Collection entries
□ □ □ □

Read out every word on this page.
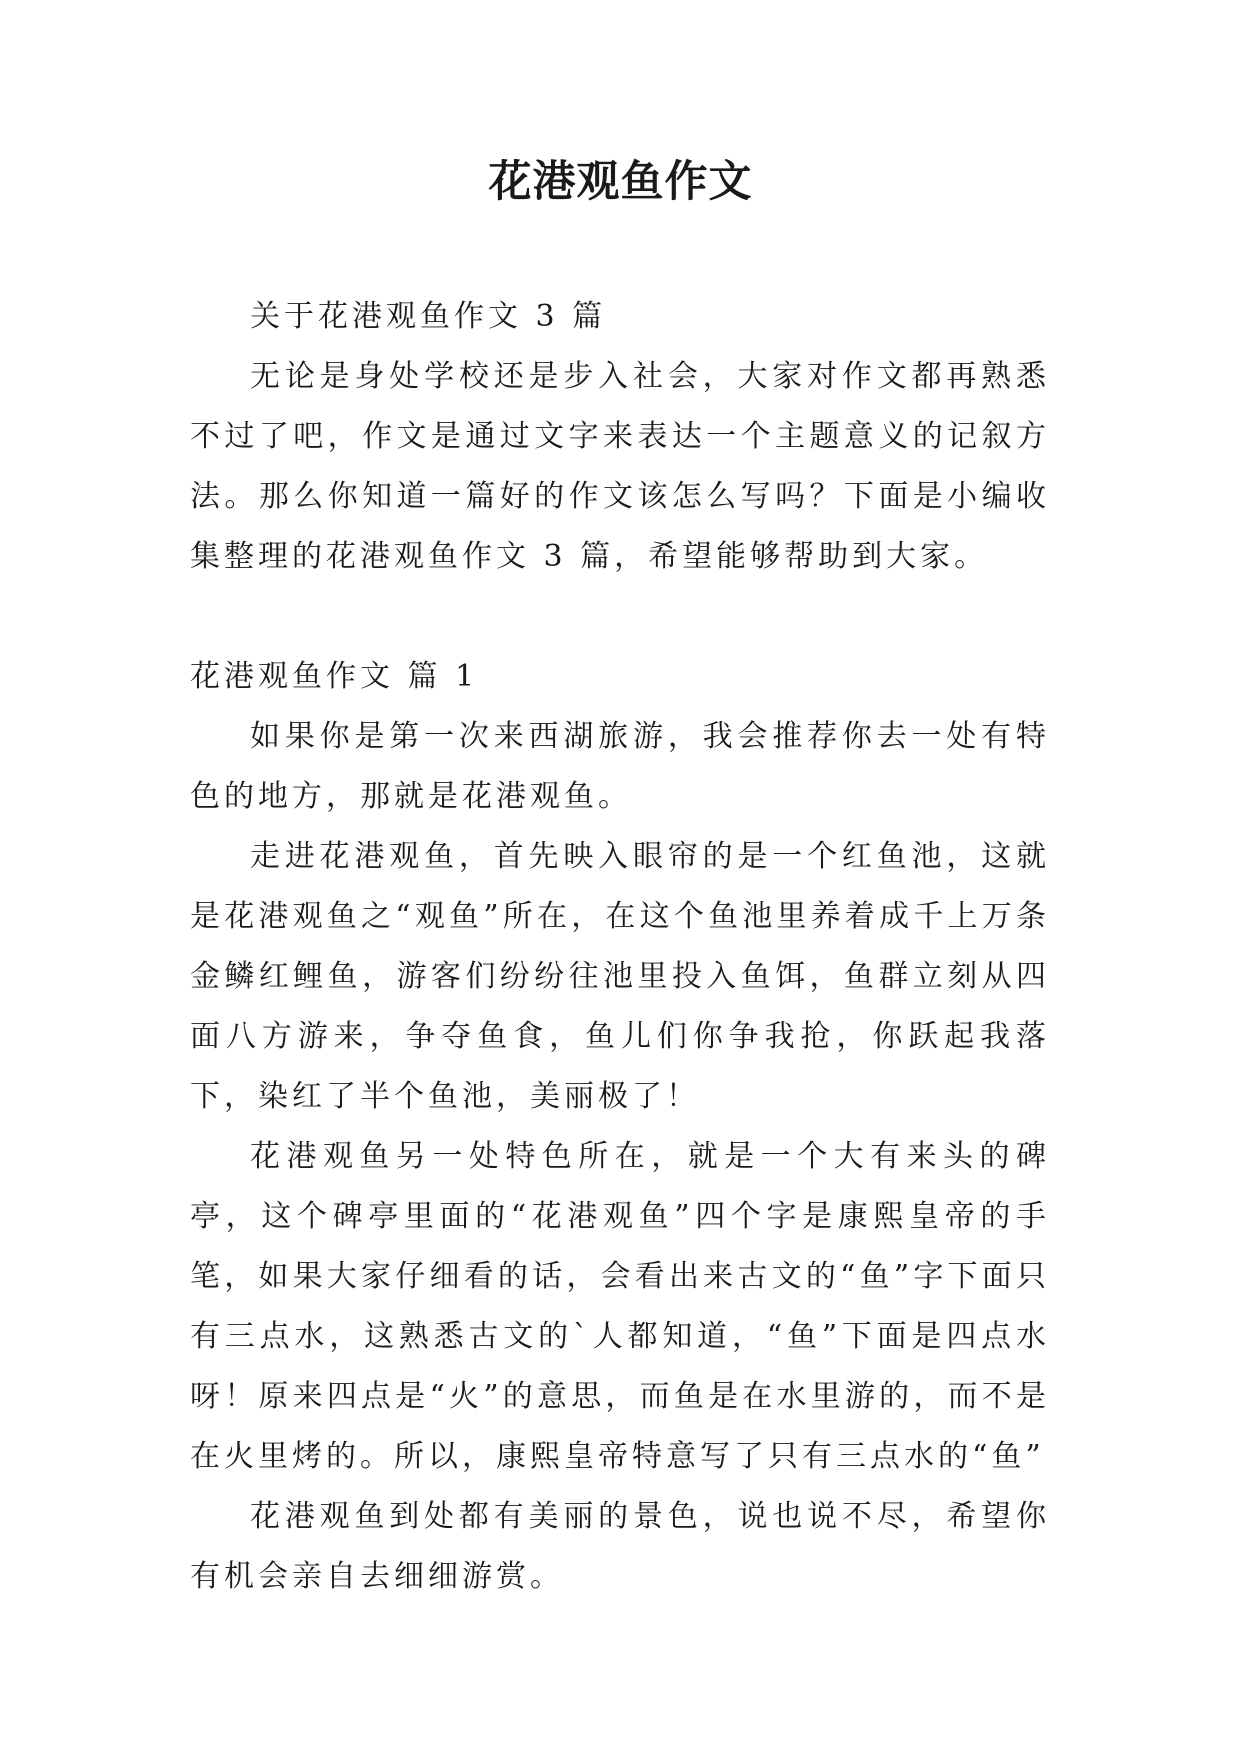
花港观鱼作文

关于花港观鱼作文 3 篇

无论是身处学校还是步入社会，大家对作文都再熟悉不过了吧，作文是通过文字来表达一个主题意义的记叙方法。那么你知道一篇好的作文该怎么写吗？下面是小编收集整理的花港观鱼作文 3 篇，希望能够帮助到大家。

花港观鱼作文 篇 1

如果你是第一次来西湖旅游，我会推荐你去一处有特色的地方，那就是花港观鱼。

走进花港观鱼，首先映入眼帘的是一个红鱼池，这就是花港观鱼之“观鱼”所在，在这个鱼池里养着成千上万条金鳞红鲤鱼，游客们纷纷往池里投入鱼饵，鱼群立刻从四面八方游来，争夺鱼食，鱼儿们你争我抢，你跃起我落下，染红了半个鱼池，美丽极了！

花港观鱼另一处特色所在，就是一个大有来头的碑亭，这个碑亭里面的“花港观鱼”四个字是康熙皇帝的手笔，如果大家仔细看的话，会看出来古文的“鱼”字下面只有三点水，这熟悉古文的`人都知道，“鱼”下面是四点水呀！原来四点是“火”的意思，而鱼是在水里游的，而不是在火里烤的。所以，康熙皇帝特意写了只有三点水的“鱼”

花港观鱼到处都有美丽的景色，说也说不尽，希望你有机会亲自去细细游赏。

□ □ □ □

Leave out the pictures and transcribe everything else exactly.

Reply to the task:
Read out every word on this page.
花港观鱼作文

关于花港观鱼作文 3 篇

无论是身处学校还是步入社会，大家对作文都再熟悉不过了吧，作文是通过文字来表达一个主题意义的记叙方法。那么你知道一篇好的作文该怎么写吗？下面是小编收集整理的花港观鱼作文 3 篇，希望能够帮助到大家。

花港观鱼作文 篇 1

如果你是第一次来西湖旅游，我会推荐你去一处有特色的地方，那就是花港观鱼。

走进花港观鱼，首先映入眼帘的是一个红鱼池，这就是花港观鱼之“观鱼”所在，在这个鱼池里养着成千上万条金鳞红鲤鱼，游客们纷纷往池里投入鱼饵，鱼群立刻从四面八方游来，争夺鱼食，鱼儿们你争我抢，你跃起我落下，染红了半个鱼池，美丽极了！

花港观鱼另一处特色所在，就是一个大有来头的碑亭，这个碑亭里面的“花港观鱼”四个字是康熙皇帝的手笔，如果大家仔细看的话，会看出来古文的“鱼”字下面只有三点水，这熟悉古文的`人都知道，“鱼”下面是四点水呀！原来四点是“火”的意思，而鱼是在水里游的，而不是在火里烤的。所以，康熙皇帝特意写了只有三点水的“鱼”

花港观鱼到处都有美丽的景色，说也说不尽，希望你有机会亲自去细细游赏。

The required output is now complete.